* _What is required_:
Rewrite the data from its start through the line containing "931, 680, 993]" as a JSON list of strings, one string per line and no blank lines.

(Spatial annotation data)
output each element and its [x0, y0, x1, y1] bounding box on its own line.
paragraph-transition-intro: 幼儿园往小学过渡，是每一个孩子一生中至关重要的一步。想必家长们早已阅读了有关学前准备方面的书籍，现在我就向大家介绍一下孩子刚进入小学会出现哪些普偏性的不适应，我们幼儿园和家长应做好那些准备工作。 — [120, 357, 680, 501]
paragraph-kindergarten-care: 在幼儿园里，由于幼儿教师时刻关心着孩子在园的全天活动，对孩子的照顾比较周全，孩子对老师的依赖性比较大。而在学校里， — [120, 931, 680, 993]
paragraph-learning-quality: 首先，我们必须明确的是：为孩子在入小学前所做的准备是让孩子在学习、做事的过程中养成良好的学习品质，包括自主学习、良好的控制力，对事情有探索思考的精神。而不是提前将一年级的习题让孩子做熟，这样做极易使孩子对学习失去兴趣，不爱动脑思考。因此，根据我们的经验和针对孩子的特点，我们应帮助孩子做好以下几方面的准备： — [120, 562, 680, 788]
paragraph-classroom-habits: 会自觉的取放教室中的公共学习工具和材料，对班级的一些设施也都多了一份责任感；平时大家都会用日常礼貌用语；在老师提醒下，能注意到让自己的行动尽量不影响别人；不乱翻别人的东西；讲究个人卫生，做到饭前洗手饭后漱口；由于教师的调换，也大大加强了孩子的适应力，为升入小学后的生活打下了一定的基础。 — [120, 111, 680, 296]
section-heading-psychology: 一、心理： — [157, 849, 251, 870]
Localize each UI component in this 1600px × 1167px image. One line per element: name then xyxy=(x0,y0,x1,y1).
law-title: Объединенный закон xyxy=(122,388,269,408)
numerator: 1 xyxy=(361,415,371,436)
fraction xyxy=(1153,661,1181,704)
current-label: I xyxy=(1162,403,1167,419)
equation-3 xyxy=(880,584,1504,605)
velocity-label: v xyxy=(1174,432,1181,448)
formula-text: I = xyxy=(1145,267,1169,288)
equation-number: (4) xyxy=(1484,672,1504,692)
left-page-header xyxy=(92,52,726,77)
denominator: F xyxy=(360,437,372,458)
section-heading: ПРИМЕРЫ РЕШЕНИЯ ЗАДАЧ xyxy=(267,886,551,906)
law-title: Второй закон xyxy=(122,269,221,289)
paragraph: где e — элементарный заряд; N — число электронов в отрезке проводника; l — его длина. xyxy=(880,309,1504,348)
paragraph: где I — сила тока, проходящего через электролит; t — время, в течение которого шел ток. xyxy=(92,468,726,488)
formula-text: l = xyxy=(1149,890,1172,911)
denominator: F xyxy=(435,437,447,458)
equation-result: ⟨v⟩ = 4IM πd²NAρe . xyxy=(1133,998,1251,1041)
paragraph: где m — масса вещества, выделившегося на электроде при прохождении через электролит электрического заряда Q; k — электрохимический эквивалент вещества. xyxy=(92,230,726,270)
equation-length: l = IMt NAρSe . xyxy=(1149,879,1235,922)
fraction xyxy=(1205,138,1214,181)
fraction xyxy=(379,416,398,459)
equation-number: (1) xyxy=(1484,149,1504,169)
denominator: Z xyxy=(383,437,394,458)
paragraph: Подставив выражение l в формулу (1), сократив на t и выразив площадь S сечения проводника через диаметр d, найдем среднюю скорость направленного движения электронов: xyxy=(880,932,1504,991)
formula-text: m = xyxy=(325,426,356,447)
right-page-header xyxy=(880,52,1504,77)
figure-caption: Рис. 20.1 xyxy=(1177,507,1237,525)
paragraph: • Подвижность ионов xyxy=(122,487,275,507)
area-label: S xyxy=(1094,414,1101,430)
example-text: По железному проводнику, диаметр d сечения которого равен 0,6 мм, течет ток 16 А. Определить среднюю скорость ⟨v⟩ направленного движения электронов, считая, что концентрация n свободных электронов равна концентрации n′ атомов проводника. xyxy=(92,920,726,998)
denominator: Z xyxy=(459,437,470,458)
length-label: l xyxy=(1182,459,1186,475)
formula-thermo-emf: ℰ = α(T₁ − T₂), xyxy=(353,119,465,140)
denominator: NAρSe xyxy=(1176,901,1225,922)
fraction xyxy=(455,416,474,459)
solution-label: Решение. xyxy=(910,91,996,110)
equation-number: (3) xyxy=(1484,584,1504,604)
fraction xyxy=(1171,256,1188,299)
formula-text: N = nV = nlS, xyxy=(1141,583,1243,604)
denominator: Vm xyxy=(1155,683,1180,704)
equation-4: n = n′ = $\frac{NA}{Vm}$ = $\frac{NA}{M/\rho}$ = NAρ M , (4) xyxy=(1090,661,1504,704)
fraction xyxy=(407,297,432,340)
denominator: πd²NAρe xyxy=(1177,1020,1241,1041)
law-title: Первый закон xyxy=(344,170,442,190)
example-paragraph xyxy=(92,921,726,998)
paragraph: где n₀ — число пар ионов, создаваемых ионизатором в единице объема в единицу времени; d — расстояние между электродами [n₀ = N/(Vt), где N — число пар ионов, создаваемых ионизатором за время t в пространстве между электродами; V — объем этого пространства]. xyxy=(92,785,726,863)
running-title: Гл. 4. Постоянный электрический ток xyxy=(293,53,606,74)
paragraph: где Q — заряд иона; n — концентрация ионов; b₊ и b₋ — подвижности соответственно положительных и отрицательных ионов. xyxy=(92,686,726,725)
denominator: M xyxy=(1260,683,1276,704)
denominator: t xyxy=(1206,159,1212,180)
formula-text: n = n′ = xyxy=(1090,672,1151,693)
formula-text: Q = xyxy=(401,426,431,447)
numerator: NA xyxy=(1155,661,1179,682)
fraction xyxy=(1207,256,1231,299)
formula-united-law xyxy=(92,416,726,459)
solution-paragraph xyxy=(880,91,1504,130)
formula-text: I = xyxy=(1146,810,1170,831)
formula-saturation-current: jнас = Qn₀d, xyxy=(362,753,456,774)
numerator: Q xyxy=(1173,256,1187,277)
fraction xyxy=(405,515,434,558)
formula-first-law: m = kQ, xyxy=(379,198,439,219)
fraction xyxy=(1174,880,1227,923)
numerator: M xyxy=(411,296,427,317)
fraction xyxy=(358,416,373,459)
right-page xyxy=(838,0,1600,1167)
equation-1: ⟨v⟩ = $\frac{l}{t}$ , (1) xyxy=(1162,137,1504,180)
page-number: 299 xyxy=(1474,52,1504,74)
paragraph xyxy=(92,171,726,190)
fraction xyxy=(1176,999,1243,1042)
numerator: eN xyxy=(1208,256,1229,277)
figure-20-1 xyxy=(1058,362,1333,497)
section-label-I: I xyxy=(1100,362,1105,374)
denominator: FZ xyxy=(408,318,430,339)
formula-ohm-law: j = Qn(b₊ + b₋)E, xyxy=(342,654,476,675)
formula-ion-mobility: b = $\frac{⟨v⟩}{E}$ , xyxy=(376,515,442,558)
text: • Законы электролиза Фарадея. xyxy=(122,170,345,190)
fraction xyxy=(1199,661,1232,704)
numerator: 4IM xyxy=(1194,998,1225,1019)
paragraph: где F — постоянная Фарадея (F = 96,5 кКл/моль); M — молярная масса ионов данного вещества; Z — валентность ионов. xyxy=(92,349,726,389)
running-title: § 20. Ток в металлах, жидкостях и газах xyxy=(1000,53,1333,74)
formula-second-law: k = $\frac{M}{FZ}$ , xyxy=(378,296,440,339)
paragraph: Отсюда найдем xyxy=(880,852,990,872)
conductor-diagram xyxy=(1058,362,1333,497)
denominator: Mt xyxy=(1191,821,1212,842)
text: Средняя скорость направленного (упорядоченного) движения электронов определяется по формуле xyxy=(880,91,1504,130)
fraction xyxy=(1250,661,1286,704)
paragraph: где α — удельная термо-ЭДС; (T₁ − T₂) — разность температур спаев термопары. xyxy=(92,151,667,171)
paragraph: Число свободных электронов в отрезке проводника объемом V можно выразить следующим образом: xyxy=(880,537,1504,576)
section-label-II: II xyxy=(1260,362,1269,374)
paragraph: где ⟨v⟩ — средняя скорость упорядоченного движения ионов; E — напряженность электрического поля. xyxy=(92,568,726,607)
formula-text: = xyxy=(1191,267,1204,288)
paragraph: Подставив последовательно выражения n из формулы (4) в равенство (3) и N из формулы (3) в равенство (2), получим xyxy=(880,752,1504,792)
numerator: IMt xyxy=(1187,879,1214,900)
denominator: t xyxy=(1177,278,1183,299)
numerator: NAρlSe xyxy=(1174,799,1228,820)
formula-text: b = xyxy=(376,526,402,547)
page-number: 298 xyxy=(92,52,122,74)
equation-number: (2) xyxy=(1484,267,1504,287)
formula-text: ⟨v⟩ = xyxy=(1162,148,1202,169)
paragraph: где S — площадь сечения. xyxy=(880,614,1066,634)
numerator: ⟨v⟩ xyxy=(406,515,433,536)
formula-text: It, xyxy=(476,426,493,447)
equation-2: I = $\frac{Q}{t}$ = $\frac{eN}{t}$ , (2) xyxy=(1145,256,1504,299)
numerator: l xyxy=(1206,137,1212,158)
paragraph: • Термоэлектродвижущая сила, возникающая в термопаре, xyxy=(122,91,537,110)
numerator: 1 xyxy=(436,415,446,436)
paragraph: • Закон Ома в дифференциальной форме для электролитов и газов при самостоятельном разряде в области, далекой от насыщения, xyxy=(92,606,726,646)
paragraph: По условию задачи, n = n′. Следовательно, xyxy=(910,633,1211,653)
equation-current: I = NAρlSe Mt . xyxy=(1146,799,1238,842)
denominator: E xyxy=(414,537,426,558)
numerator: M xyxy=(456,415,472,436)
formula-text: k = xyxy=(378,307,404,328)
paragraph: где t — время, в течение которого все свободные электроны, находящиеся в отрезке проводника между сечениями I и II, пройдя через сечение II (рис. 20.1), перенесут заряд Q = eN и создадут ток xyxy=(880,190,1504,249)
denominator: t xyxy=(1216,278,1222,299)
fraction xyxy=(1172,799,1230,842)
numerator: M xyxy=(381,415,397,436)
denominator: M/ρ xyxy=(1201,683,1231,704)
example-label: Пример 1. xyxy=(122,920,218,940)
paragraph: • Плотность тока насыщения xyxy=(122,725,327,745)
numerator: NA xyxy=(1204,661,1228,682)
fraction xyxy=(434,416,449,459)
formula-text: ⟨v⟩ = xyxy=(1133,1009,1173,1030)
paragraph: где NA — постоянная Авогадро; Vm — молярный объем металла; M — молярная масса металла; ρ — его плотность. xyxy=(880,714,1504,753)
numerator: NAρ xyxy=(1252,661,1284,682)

* _The answer_:
[
  "output each element and its [x0, y0, x1, y1] bounding box on its own line.",
  "paragraph-transition-intro: 幼儿园往小学过渡，是每一个孩子一生中至关重要的一步。想必家长们早已阅读了有关学前准备方面的书籍，现在我就向大家介绍一下孩子刚进入小学会出现哪些普偏性的不适应，我们幼儿园和家长应做好那些准备工作。 — [120, 357, 680, 501]",
  "paragraph-kindergarten-care: 在幼儿园里，由于幼儿教师时刻关心着孩子在园的全天活动，对孩子的照顾比较周全，孩子对老师的依赖性比较大。而在学校里， — [120, 931, 680, 993]"
]